▶ [JOB]:
Print the lines below word for word, starting at the line that contains "I need the location" and stopping after the line that contains "phivolcs-watermark: DOST PHIVOLCS".

▶ [DATASET EXTRACT]:

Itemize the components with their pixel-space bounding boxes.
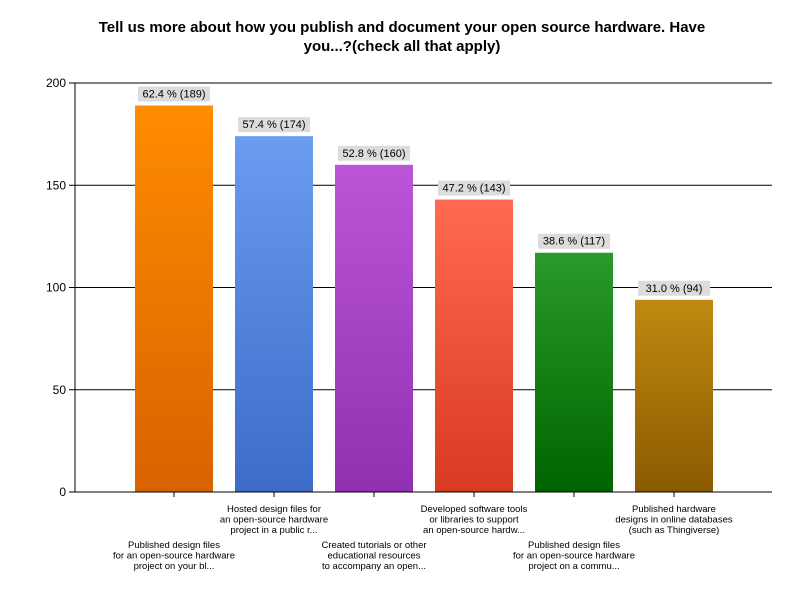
* * *
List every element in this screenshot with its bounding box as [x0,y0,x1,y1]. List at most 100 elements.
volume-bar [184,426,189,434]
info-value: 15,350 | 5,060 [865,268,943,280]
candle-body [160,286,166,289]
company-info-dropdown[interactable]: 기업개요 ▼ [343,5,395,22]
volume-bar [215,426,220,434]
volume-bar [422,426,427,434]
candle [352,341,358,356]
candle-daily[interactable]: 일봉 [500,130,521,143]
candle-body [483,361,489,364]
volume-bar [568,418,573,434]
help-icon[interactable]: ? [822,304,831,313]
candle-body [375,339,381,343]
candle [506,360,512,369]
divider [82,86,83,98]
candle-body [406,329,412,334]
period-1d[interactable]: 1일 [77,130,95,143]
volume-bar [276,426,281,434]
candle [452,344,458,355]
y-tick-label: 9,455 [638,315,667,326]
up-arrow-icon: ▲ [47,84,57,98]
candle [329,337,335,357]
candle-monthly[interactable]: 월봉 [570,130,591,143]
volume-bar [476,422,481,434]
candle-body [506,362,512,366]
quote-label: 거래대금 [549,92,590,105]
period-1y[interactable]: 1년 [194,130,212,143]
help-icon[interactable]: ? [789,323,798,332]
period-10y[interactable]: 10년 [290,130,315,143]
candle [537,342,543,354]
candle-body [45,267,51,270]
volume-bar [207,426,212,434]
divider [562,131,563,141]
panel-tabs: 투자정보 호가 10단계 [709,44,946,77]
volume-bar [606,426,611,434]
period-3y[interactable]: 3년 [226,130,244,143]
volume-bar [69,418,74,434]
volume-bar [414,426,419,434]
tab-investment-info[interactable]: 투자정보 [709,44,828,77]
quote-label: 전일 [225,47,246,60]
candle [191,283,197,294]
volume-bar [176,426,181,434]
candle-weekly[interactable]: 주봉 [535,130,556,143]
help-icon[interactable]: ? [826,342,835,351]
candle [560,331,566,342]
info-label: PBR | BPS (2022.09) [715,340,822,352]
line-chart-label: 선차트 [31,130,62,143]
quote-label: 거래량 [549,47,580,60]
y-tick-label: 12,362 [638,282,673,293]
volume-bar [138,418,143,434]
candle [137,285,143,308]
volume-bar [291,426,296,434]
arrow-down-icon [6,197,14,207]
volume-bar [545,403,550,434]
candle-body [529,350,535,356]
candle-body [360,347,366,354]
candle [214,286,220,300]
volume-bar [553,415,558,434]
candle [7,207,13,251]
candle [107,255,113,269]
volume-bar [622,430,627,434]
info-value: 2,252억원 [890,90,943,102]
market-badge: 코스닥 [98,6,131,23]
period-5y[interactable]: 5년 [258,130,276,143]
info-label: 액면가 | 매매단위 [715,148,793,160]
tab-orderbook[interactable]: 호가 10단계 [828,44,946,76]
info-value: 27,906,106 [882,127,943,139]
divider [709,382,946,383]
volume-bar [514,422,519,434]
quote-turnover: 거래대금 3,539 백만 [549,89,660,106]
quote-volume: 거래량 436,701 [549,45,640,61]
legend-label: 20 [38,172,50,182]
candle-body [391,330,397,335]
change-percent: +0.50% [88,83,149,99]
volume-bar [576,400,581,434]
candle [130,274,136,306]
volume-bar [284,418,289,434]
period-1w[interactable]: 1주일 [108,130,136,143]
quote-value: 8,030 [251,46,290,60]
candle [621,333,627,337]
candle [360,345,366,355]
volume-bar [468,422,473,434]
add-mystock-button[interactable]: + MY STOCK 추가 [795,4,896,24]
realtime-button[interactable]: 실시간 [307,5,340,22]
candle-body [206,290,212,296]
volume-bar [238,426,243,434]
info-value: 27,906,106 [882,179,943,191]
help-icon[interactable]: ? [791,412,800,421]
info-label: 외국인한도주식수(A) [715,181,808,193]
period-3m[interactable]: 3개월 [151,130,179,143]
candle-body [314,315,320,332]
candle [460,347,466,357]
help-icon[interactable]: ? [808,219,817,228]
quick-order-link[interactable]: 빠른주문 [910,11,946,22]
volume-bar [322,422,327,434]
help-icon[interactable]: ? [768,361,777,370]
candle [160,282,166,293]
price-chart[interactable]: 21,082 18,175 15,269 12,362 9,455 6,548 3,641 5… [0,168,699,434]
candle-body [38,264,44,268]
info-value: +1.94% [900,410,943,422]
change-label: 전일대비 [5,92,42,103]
==
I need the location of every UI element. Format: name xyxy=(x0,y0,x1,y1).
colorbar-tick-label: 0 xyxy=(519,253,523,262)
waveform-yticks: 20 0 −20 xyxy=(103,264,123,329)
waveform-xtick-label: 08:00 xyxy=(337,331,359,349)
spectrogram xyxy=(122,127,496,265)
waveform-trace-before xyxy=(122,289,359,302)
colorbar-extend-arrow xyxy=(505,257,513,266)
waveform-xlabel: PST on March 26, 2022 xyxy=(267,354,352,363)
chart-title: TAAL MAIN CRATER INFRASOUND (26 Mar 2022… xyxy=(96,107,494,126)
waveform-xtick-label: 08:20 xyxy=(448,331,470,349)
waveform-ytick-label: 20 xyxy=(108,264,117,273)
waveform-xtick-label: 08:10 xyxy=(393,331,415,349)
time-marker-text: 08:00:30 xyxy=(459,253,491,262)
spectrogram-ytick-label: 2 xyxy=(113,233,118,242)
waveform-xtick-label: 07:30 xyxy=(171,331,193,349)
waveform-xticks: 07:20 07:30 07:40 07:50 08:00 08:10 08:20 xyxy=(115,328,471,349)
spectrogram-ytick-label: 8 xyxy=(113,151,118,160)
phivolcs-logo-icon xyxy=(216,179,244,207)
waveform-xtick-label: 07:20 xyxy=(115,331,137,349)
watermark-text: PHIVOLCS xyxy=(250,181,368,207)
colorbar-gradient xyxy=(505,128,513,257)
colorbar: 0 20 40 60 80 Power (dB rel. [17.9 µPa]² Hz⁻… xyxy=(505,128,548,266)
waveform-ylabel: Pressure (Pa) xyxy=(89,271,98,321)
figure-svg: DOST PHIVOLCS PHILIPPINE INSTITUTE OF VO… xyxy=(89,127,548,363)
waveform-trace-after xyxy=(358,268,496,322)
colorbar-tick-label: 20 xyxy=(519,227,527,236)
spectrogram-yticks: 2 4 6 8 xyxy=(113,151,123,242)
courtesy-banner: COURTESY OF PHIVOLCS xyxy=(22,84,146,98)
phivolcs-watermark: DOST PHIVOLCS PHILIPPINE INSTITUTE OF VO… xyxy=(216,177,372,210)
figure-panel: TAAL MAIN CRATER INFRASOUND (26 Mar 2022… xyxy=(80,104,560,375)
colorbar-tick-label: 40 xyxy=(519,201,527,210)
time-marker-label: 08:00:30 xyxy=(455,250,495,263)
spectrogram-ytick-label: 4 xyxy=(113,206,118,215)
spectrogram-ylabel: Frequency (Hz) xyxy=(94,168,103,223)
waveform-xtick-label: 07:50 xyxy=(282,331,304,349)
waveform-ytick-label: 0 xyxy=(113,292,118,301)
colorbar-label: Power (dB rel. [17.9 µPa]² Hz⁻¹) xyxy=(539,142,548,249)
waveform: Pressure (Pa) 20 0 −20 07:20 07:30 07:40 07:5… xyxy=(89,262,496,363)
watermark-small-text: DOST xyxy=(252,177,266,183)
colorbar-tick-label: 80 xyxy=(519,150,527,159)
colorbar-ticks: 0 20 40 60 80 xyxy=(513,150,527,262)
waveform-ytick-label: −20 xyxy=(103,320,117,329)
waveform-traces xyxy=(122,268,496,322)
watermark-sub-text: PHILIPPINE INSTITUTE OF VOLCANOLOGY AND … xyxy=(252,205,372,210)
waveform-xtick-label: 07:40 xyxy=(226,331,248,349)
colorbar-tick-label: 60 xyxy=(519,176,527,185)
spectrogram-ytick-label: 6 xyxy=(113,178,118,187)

▶ [ANSWER]:
I need the location of every UI element. Format: name xyxy=(x0,y0,x1,y1).
colorbar-tick-label: 0 xyxy=(519,253,523,262)
waveform-yticks: 20 0 −20 xyxy=(103,264,123,329)
waveform-xtick-label: 08:00 xyxy=(337,331,359,349)
spectrogram xyxy=(122,127,496,265)
waveform-trace-before xyxy=(122,289,359,302)
colorbar-extend-arrow xyxy=(505,257,513,266)
waveform-xlabel: PST on March 26, 2022 xyxy=(267,354,352,363)
chart-title: TAAL MAIN CRATER INFRASOUND (26 Mar 2022… xyxy=(96,107,494,126)
waveform-xtick-label: 08:20 xyxy=(448,331,470,349)
waveform-ytick-label: 20 xyxy=(108,264,117,273)
waveform-xtick-label: 08:10 xyxy=(393,331,415,349)
time-marker-text: 08:00:30 xyxy=(459,253,491,262)
spectrogram-ytick-label: 2 xyxy=(113,233,118,242)
waveform-xtick-label: 07:30 xyxy=(171,331,193,349)
waveform-xticks: 07:20 07:30 07:40 07:50 08:00 08:10 08:20 xyxy=(115,328,471,349)
spectrogram-ytick-label: 8 xyxy=(113,151,118,160)
phivolcs-logo-icon xyxy=(216,179,244,207)
waveform-xtick-label: 07:20 xyxy=(115,331,137,349)
watermark-text: PHIVOLCS xyxy=(250,181,368,207)
colorbar-gradient xyxy=(505,128,513,257)
colorbar: 0 20 40 60 80 Power (dB rel. [17.9 µPa]² Hz⁻… xyxy=(505,128,548,266)
waveform-ylabel: Pressure (Pa) xyxy=(89,271,98,321)
figure-svg: DOST PHIVOLCS PHILIPPINE INSTITUTE OF VO… xyxy=(89,127,548,363)
waveform-trace-after xyxy=(358,268,496,322)
colorbar-tick-label: 20 xyxy=(519,227,527,236)
spectrogram-yticks: 2 4 6 8 xyxy=(113,151,123,242)
courtesy-banner: COURTESY OF PHIVOLCS xyxy=(22,84,146,98)
phivolcs-watermark: DOST PHIVOLCS PHILIPPINE INSTITUTE OF VO… xyxy=(216,177,372,210)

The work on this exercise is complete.